Exercise task: Identify the lines bearing the string "same" and gather them.

Data for this exercise:

········

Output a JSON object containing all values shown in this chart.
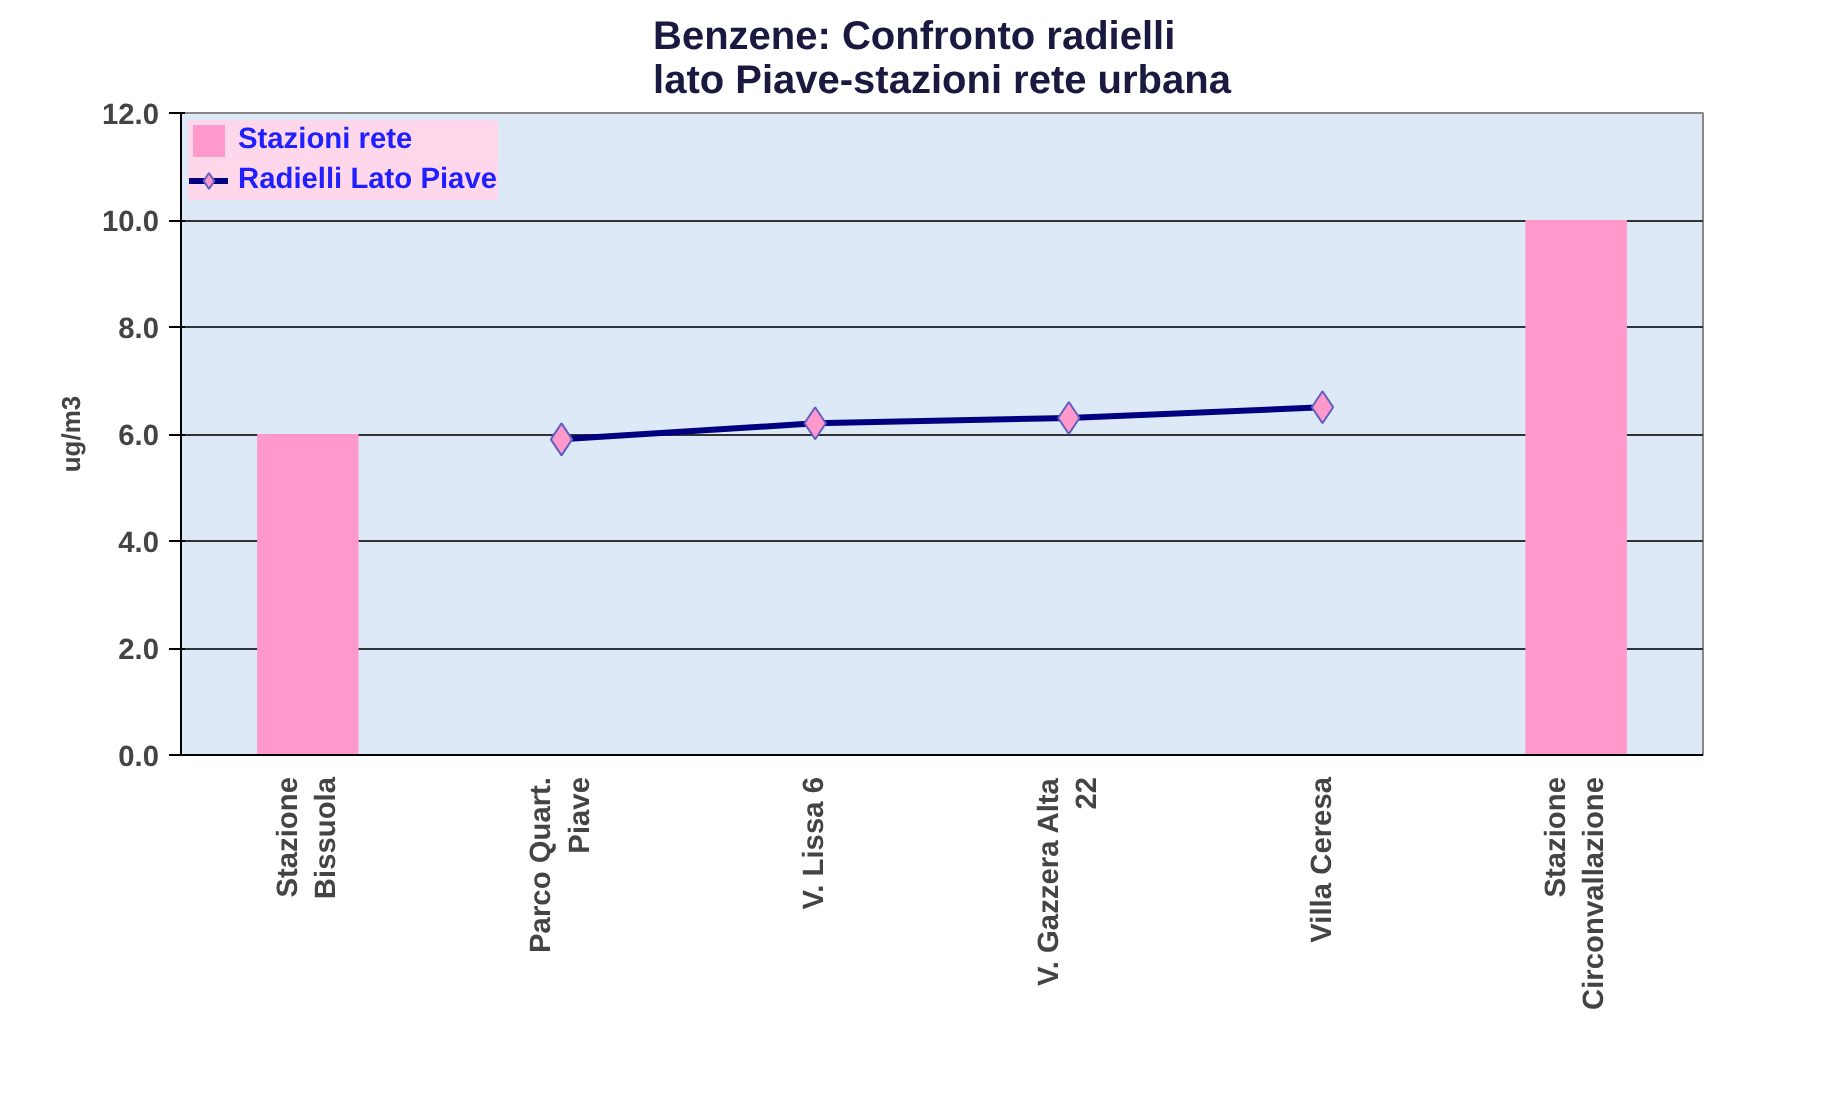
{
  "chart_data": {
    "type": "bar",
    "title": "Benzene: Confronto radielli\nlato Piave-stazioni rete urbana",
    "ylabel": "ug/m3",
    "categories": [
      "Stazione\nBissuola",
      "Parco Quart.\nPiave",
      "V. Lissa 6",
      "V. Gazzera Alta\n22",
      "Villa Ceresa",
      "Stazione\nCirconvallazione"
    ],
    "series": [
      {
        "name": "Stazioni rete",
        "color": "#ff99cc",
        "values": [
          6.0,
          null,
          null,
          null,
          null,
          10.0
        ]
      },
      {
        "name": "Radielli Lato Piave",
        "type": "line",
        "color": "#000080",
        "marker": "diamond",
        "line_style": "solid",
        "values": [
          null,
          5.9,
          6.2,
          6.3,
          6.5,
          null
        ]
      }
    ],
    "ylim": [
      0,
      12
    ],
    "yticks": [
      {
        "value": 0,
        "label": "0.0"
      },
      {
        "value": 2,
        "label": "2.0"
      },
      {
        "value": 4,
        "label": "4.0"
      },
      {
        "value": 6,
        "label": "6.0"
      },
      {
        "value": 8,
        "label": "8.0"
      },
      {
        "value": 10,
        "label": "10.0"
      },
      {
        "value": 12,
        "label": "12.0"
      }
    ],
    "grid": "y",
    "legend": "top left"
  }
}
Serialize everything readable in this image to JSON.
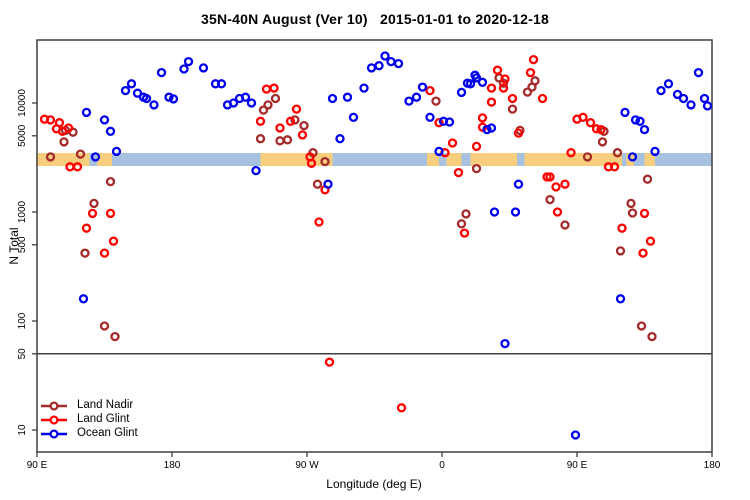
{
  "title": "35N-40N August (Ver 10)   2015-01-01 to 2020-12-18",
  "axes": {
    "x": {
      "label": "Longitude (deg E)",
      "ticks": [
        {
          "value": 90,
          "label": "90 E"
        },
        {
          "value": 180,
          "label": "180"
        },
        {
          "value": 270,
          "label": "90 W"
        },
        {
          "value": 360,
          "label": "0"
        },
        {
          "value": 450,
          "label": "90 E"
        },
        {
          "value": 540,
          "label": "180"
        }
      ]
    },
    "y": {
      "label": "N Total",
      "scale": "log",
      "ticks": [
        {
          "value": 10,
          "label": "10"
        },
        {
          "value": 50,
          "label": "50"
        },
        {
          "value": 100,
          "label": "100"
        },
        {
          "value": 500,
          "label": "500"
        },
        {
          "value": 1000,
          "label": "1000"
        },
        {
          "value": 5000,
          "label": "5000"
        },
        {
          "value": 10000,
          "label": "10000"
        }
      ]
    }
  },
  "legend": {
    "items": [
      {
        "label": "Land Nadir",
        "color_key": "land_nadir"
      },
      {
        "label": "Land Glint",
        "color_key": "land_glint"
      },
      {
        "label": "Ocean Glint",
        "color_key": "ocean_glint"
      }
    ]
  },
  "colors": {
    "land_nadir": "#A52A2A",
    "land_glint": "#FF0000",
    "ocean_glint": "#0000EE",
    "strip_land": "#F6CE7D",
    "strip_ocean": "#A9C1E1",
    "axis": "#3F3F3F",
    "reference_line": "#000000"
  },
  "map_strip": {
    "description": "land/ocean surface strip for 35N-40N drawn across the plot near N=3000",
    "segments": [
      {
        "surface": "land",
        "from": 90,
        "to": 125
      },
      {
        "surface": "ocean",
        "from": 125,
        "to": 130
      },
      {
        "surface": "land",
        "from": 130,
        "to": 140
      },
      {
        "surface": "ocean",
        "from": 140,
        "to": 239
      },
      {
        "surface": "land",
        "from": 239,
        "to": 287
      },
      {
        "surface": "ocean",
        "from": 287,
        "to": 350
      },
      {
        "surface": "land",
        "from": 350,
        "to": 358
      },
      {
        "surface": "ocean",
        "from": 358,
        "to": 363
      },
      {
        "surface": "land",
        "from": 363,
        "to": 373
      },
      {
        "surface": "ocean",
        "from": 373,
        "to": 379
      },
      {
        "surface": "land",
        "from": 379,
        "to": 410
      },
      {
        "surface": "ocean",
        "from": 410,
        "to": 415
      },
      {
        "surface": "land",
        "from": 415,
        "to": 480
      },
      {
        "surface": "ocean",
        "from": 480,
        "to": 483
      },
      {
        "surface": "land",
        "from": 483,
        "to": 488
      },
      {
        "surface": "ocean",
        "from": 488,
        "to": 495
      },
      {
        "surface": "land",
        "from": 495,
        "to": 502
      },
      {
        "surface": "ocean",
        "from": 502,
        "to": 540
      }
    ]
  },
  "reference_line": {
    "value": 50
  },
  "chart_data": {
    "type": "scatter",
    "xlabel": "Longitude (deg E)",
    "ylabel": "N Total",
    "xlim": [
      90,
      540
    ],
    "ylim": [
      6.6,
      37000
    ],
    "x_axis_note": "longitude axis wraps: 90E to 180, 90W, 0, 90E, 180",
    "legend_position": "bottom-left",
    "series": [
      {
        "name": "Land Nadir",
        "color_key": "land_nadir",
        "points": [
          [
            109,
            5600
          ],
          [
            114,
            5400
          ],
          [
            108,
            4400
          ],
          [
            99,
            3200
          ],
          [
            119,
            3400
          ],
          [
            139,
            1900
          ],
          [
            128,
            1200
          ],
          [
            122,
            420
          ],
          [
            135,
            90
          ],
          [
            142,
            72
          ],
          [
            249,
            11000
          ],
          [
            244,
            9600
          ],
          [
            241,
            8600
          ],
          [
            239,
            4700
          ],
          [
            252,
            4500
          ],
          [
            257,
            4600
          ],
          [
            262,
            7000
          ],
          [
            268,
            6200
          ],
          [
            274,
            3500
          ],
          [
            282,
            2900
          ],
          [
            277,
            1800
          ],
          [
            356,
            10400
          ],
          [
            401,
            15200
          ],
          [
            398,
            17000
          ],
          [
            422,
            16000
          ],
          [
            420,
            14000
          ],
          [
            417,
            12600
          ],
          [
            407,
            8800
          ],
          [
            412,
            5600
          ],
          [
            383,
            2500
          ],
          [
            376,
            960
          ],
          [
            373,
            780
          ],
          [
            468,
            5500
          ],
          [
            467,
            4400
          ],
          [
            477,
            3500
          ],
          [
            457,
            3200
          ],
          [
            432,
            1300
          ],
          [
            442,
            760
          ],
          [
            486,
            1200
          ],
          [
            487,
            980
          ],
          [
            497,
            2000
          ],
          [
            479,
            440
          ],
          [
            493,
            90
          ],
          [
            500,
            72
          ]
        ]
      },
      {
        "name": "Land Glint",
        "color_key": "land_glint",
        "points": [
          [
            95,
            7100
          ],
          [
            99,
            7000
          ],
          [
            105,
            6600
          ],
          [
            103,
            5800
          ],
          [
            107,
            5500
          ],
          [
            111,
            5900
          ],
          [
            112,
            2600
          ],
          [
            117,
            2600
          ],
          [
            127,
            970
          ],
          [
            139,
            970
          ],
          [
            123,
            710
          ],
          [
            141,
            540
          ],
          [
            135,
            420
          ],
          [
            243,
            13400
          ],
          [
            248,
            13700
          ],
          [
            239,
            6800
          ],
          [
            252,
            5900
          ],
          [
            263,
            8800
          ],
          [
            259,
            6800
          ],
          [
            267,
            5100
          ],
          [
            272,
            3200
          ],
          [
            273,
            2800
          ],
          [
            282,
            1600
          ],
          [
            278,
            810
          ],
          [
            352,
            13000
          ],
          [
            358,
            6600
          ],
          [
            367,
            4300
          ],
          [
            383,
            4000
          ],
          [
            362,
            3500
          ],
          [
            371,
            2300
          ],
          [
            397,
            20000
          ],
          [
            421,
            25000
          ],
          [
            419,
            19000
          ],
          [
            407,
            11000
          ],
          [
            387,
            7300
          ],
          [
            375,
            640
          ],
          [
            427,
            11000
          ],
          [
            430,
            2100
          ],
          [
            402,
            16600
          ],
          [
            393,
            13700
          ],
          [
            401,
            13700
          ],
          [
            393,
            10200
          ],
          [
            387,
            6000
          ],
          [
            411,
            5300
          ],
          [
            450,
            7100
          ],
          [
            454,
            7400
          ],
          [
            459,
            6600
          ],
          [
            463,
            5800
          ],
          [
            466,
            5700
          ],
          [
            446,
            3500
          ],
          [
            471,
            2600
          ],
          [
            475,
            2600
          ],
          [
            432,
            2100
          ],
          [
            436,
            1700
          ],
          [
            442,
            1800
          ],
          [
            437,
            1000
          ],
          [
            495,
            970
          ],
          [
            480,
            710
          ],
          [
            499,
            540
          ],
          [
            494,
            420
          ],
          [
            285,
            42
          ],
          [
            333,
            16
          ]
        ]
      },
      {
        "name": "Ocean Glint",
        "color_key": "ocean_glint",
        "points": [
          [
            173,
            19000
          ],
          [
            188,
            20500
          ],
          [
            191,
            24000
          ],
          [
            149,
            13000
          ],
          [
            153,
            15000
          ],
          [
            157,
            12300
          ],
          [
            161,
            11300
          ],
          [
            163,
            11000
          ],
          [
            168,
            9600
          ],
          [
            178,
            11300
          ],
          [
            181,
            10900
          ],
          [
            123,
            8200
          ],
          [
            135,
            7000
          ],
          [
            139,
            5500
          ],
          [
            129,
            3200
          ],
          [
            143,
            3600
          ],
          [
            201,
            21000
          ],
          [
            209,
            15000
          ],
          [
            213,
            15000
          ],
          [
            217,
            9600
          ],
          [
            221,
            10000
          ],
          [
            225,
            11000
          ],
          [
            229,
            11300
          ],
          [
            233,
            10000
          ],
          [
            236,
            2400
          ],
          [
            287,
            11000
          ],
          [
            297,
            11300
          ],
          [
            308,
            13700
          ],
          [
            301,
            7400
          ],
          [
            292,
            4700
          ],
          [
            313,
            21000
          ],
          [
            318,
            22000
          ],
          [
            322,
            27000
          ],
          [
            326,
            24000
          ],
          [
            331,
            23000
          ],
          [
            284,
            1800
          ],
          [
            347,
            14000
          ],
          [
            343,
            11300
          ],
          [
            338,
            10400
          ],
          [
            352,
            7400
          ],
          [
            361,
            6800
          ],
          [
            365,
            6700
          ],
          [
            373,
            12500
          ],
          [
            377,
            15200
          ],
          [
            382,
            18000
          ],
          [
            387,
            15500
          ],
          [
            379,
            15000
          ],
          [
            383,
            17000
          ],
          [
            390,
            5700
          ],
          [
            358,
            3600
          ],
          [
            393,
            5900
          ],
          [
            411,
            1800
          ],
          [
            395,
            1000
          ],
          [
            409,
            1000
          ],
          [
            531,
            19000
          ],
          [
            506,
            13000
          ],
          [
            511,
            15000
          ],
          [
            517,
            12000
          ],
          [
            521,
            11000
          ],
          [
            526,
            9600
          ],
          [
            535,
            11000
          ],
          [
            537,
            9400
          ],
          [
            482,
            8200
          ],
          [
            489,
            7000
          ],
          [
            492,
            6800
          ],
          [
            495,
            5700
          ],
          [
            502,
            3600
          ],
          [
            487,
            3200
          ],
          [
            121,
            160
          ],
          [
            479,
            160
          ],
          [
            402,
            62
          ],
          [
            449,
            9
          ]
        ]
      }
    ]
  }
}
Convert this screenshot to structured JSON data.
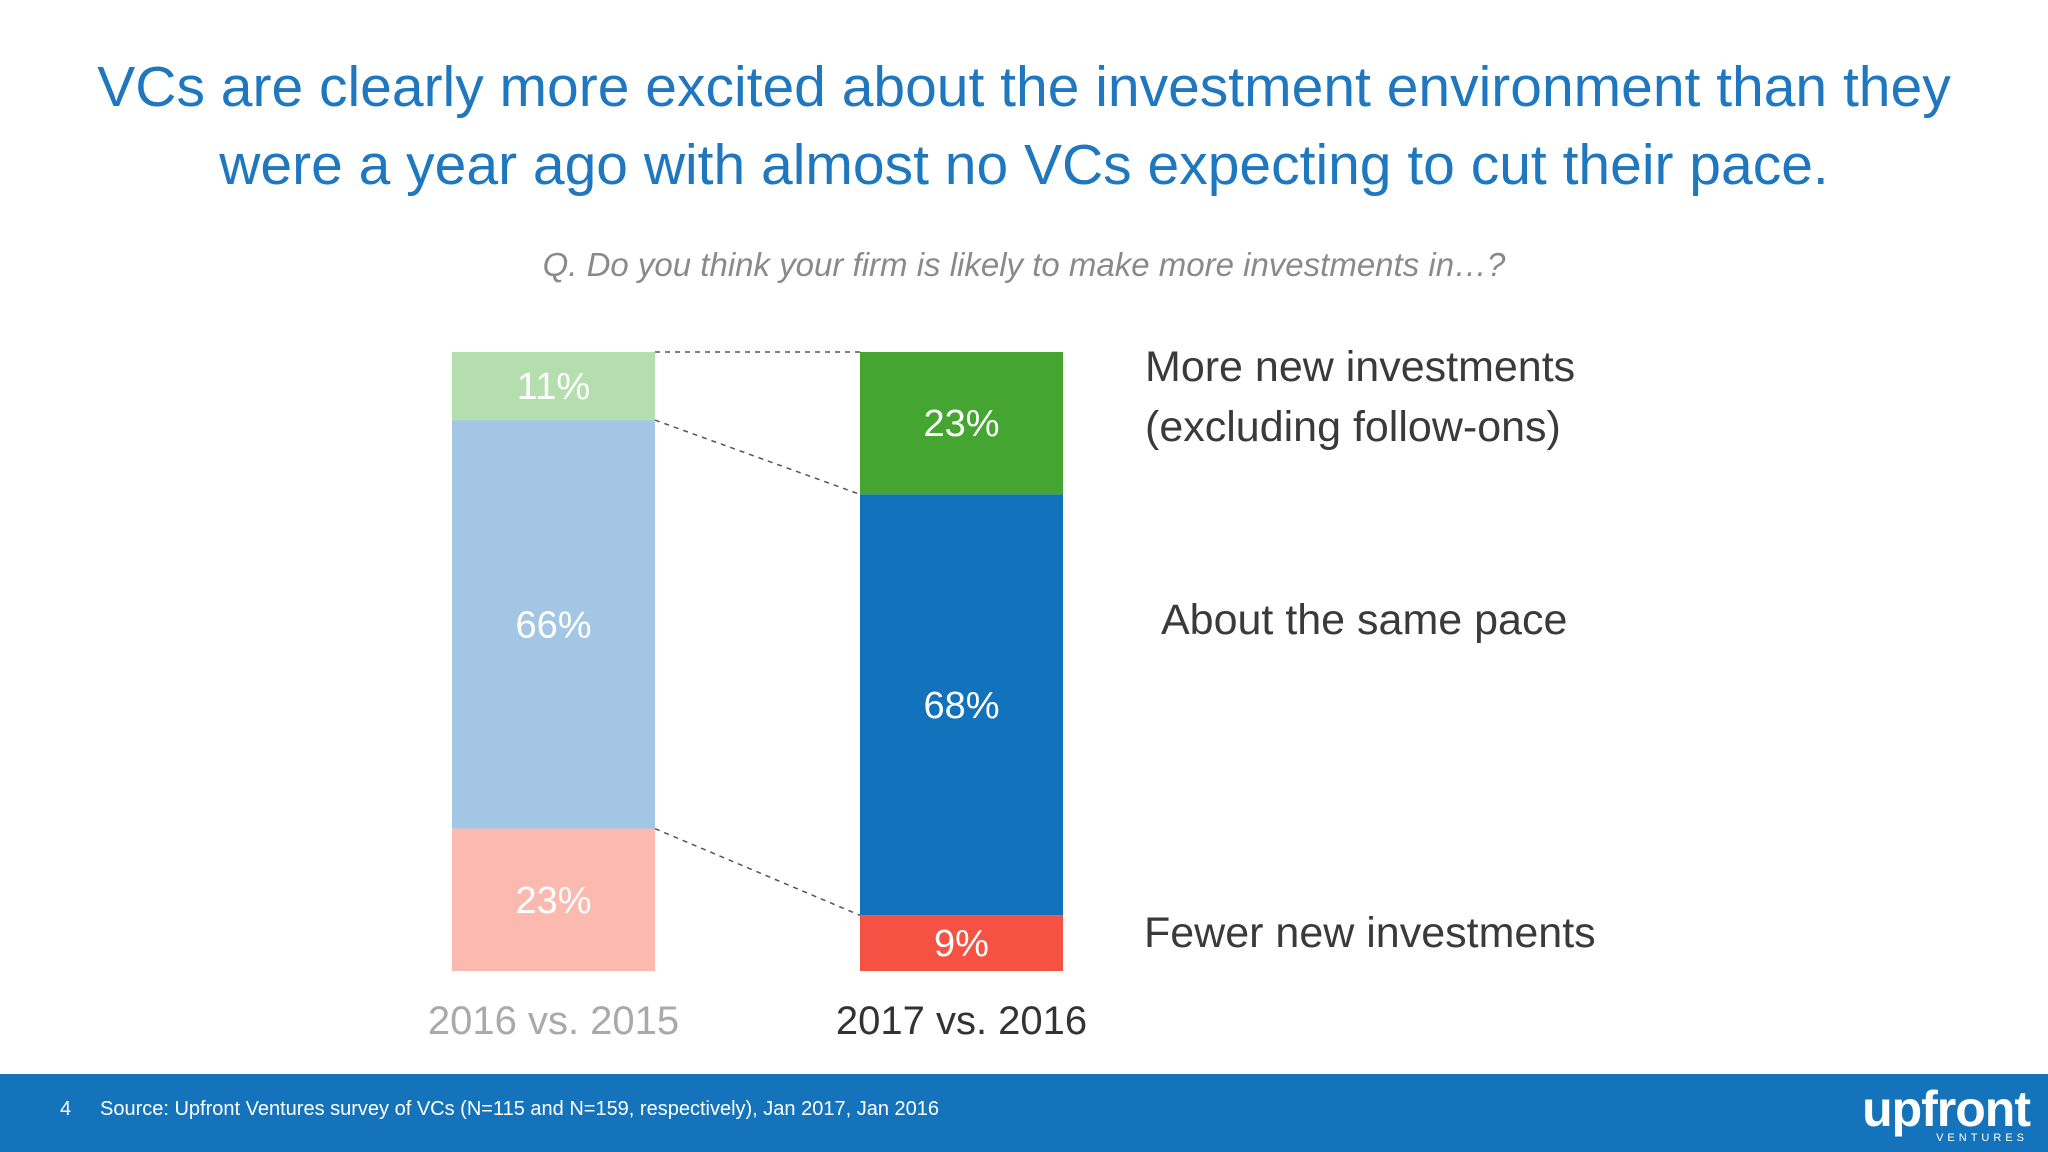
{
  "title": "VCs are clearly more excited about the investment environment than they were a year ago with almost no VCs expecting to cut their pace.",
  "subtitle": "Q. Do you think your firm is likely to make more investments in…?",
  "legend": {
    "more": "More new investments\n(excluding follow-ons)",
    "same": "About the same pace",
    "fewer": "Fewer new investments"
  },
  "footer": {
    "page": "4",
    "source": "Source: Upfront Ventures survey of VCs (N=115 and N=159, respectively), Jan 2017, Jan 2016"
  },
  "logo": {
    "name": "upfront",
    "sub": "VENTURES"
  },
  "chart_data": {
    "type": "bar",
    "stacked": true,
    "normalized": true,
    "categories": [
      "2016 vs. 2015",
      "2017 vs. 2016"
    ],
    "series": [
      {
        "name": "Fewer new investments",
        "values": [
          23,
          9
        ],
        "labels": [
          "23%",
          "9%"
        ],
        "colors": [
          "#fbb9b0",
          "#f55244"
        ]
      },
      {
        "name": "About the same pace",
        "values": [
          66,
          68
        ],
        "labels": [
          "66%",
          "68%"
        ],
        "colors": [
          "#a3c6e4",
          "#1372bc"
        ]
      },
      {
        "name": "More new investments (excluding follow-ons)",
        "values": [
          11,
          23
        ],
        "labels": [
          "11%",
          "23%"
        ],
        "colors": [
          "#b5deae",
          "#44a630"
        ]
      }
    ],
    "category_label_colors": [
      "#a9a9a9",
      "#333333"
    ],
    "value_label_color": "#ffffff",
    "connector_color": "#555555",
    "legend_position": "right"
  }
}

········

Response:
    "same": "About the same pace",
        "name": "About the same pace",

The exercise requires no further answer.